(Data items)
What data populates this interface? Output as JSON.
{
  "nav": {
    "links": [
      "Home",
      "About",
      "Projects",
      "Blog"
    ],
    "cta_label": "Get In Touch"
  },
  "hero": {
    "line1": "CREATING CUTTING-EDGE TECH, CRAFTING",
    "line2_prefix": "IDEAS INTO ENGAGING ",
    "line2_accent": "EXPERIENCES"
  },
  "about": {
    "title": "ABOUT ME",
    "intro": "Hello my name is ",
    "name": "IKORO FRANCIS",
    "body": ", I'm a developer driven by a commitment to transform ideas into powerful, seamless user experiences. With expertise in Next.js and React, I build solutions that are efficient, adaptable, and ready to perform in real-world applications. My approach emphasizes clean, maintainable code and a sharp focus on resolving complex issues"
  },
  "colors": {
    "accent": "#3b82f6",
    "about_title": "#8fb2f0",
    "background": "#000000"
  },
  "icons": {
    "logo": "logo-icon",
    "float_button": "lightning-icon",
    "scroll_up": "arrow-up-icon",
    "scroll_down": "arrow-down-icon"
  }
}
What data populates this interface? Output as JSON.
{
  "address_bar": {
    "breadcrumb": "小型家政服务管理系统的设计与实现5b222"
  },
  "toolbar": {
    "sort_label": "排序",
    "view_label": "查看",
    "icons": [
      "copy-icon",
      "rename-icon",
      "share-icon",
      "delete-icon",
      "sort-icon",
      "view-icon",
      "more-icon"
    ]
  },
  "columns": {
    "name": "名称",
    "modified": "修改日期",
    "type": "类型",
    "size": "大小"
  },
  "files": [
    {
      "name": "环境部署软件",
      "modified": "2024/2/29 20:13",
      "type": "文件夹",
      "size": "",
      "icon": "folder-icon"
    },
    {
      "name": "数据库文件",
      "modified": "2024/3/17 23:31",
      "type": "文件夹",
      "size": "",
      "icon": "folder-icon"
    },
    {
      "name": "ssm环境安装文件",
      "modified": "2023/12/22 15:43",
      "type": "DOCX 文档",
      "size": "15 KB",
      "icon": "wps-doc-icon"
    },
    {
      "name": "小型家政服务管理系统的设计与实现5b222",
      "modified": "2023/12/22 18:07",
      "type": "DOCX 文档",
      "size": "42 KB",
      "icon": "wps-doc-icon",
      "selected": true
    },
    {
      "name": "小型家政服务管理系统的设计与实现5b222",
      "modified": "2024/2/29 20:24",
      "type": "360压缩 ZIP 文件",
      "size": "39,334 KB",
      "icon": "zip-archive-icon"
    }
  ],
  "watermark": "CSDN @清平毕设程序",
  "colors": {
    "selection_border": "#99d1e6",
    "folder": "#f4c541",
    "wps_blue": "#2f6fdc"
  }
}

Problem to solve. Make an exact copy of the material above.

The response.
What data populates this interface? Output as JSON.
{
  "nav": {
    "links": [
      "Home",
      "About",
      "Projects",
      "Blog"
    ],
    "cta_label": "Get In Touch"
  },
  "hero": {
    "line1": "CREATING CUTTING-EDGE TECH, CRAFTING",
    "line2_prefix": "IDEAS INTO ENGAGING ",
    "line2_accent": "EXPERIENCES"
  },
  "about": {
    "title": "ABOUT ME",
    "intro": "Hello my name is ",
    "name": "IKORO FRANCIS",
    "body": ", I'm a developer driven by a commitment to transform ideas into powerful, seamless user experiences. With expertise in Next.js and React, I build solutions that are efficient, adaptable, and ready to perform in real-world applications. My approach emphasizes clean, maintainable code and a sharp focus on resolving complex issues"
  },
  "colors": {
    "accent": "#3b82f6",
    "about_title": "#8fb2f0",
    "background": "#000000"
  },
  "icons": {
    "logo": "logo-icon",
    "float_button": "lightning-icon",
    "scroll_up": "arrow-up-icon",
    "scroll_down": "arrow-down-icon"
  }
}
What data populates this interface? Output as JSON.
{
  "address_bar": {
    "breadcrumb": "小型家政服务管理系统的设计与实现5b222"
  },
  "toolbar": {
    "sort_label": "排序",
    "view_label": "查看",
    "icons": [
      "copy-icon",
      "rename-icon",
      "share-icon",
      "delete-icon",
      "sort-icon",
      "view-icon",
      "more-icon"
    ]
  },
  "columns": {
    "name": "名称",
    "modified": "修改日期",
    "type": "类型",
    "size": "大小"
  },
  "files": [
    {
      "name": "环境部署软件",
      "modified": "2024/2/29 20:13",
      "type": "文件夹",
      "size": "",
      "icon": "folder-icon"
    },
    {
      "name": "数据库文件",
      "modified": "2024/3/17 23:31",
      "type": "文件夹",
      "size": "",
      "icon": "folder-icon"
    },
    {
      "name": "ssm环境安装文件",
      "modified": "2023/12/22 15:43",
      "type": "DOCX 文档",
      "size": "15 KB",
      "icon": "wps-doc-icon"
    },
    {
      "name": "小型家政服务管理系统的设计与实现5b222",
      "modified": "2023/12/22 18:07",
      "type": "DOCX 文档",
      "size": "42 KB",
      "icon": "wps-doc-icon",
      "selected": true
    },
    {
      "name": "小型家政服务管理系统的设计与实现5b222",
      "modified": "2024/2/29 20:24",
      "type": "360压缩 ZIP 文件",
      "size": "39,334 KB",
      "icon": "zip-archive-icon"
    }
  ],
  "watermark": "CSDN @清平毕设程序",
  "colors": {
    "selection_border": "#99d1e6",
    "folder": "#f4c541",
    "wps_blue": "#2f6fdc"
  }
}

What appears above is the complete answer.